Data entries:
————
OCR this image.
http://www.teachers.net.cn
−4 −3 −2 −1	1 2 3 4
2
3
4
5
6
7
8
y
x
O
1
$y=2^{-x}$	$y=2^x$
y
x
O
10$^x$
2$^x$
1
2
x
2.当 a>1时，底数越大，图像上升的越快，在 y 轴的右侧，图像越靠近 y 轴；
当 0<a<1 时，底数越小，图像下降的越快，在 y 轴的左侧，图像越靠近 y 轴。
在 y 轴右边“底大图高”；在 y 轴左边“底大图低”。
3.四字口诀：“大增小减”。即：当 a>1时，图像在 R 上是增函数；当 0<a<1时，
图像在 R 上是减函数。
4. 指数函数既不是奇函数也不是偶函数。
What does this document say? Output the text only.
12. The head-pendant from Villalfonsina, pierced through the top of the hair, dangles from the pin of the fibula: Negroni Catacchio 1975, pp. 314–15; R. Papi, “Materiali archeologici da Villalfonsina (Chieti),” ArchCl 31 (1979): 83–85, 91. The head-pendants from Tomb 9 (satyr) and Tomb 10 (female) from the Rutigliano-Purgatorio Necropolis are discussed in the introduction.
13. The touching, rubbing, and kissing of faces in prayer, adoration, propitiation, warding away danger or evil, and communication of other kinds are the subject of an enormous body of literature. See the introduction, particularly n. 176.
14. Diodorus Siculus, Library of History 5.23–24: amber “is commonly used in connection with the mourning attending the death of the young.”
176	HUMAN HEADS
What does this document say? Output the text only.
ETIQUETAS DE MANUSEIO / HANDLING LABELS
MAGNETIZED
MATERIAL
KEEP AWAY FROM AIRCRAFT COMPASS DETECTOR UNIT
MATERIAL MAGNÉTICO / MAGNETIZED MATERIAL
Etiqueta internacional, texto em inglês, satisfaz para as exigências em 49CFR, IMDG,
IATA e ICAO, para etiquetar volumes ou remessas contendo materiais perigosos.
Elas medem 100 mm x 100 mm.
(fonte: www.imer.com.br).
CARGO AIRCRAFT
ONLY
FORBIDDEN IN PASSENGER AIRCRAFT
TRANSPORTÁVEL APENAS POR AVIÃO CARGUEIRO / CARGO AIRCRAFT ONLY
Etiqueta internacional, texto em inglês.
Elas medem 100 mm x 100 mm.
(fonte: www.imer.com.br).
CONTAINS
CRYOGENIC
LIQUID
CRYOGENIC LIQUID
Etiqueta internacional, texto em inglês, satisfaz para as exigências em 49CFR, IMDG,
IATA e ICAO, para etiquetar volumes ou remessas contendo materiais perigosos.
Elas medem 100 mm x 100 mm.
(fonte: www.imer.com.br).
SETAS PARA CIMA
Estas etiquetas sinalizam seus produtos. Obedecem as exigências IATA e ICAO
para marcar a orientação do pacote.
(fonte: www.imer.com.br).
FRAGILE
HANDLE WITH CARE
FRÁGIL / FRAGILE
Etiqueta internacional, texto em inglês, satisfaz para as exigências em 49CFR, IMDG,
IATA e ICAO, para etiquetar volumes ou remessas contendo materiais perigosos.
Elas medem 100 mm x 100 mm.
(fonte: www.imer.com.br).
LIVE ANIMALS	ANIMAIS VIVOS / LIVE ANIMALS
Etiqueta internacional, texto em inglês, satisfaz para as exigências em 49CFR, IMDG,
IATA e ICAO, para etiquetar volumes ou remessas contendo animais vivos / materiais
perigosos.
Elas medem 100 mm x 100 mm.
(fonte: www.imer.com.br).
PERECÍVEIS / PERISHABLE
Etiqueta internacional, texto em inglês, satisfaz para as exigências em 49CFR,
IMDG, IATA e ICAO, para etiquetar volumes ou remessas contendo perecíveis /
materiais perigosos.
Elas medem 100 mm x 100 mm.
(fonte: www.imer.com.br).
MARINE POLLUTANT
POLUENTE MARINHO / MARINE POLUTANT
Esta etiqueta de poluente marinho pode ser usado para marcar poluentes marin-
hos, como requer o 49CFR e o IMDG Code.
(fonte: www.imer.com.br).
————
▸ **Exercise brief**
Return every entry exactly as given.

▸ **Final result**
OCR this image.
http://www.teachers.net.cn
−4 −3 −2 −1	1 2 3 4
2
3
4
5
6
7
8
y
x
O
1
$y=2^{-x}$	$y=2^x$
y
x
O
10$^x$
2$^x$
1
2
x
2.当 a>1时，底数越大，图像上升的越快，在 y 轴的右侧，图像越靠近 y 轴；
当 0<a<1 时，底数越小，图像下降的越快，在 y 轴的左侧，图像越靠近 y 轴。
在 y 轴右边“底大图高”；在 y 轴左边“底大图低”。
3.四字口诀：“大增小减”。即：当 a>1时，图像在 R 上是增函数；当 0<a<1时，
图像在 R 上是减函数。
4. 指数函数既不是奇函数也不是偶函数。
What does this document say? Output the text only.
12. The head-pendant from Villalfonsina, pierced through the top of the hair, dangles from the pin of the fibula: Negroni Catacchio 1975, pp. 314–15; R. Papi, “Materiali archeologici da Villalfonsina (Chieti),” ArchCl 31 (1979): 83–85, 91. The head-pendants from Tomb 9 (satyr) and Tomb 10 (female) from the Rutigliano-Purgatorio Necropolis are discussed in the introduction.
13. The touching, rubbing, and kissing of faces in prayer, adoration, propitiation, warding away danger or evil, and communication of other kinds are the subject of an enormous body of literature. See the introduction, particularly n. 176.
14. Diodorus Siculus, Library of History 5.23–24: amber “is commonly used in connection with the mourning attending the death of the young.”
176	HUMAN HEADS
What does this document say? Output the text only.
ETIQUETAS DE MANUSEIO / HANDLING LABELS
MAGNETIZED
MATERIAL
KEEP AWAY FROM AIRCRAFT COMPASS DETECTOR UNIT
MATERIAL MAGNÉTICO / MAGNETIZED MATERIAL
Etiqueta internacional, texto em inglês, satisfaz para as exigências em 49CFR, IMDG,
IATA e ICAO, para etiquetar volumes ou remessas contendo materiais perigosos.
Elas medem 100 mm x 100 mm.
(fonte: www.imer.com.br).
CARGO AIRCRAFT
ONLY
FORBIDDEN IN PASSENGER AIRCRAFT
TRANSPORTÁVEL APENAS POR AVIÃO CARGUEIRO / CARGO AIRCRAFT ONLY
Etiqueta internacional, texto em inglês.
Elas medem 100 mm x 100 mm.
(fonte: www.imer.com.br).
CONTAINS
CRYOGENIC
LIQUID
CRYOGENIC LIQUID
Etiqueta internacional, texto em inglês, satisfaz para as exigências em 49CFR, IMDG,
IATA e ICAO, para etiquetar volumes ou remessas contendo materiais perigosos.
Elas medem 100 mm x 100 mm.
(fonte: www.imer.com.br).
SETAS PARA CIMA
Estas etiquetas sinalizam seus produtos. Obedecem as exigências IATA e ICAO
para marcar a orientação do pacote.
(fonte: www.imer.com.br).
FRAGILE
HANDLE WITH CARE
FRÁGIL / FRAGILE
Etiqueta internacional, texto em inglês, satisfaz para as exigências em 49CFR, IMDG,
IATA e ICAO, para etiquetar volumes ou remessas contendo materiais perigosos.
Elas medem 100 mm x 100 mm.
(fonte: www.imer.com.br).
LIVE ANIMALS	ANIMAIS VIVOS / LIVE ANIMALS
Etiqueta internacional, texto em inglês, satisfaz para as exigências em 49CFR, IMDG,
IATA e ICAO, para etiquetar volumes ou remessas contendo animais vivos / materiais
perigosos.
Elas medem 100 mm x 100 mm.
(fonte: www.imer.com.br).
PERECÍVEIS / PERISHABLE
Etiqueta internacional, texto em inglês, satisfaz para as exigências em 49CFR,
IMDG, IATA e ICAO, para etiquetar volumes ou remessas contendo perecíveis /
materiais perigosos.
Elas medem 100 mm x 100 mm.
(fonte: www.imer.com.br).
MARINE POLLUTANT
POLUENTE MARINHO / MARINE POLUTANT
Esta etiqueta de poluente marinho pode ser usado para marcar poluentes marin-
hos, como requer o 49CFR e o IMDG Code.
(fonte: www.imer.com.br).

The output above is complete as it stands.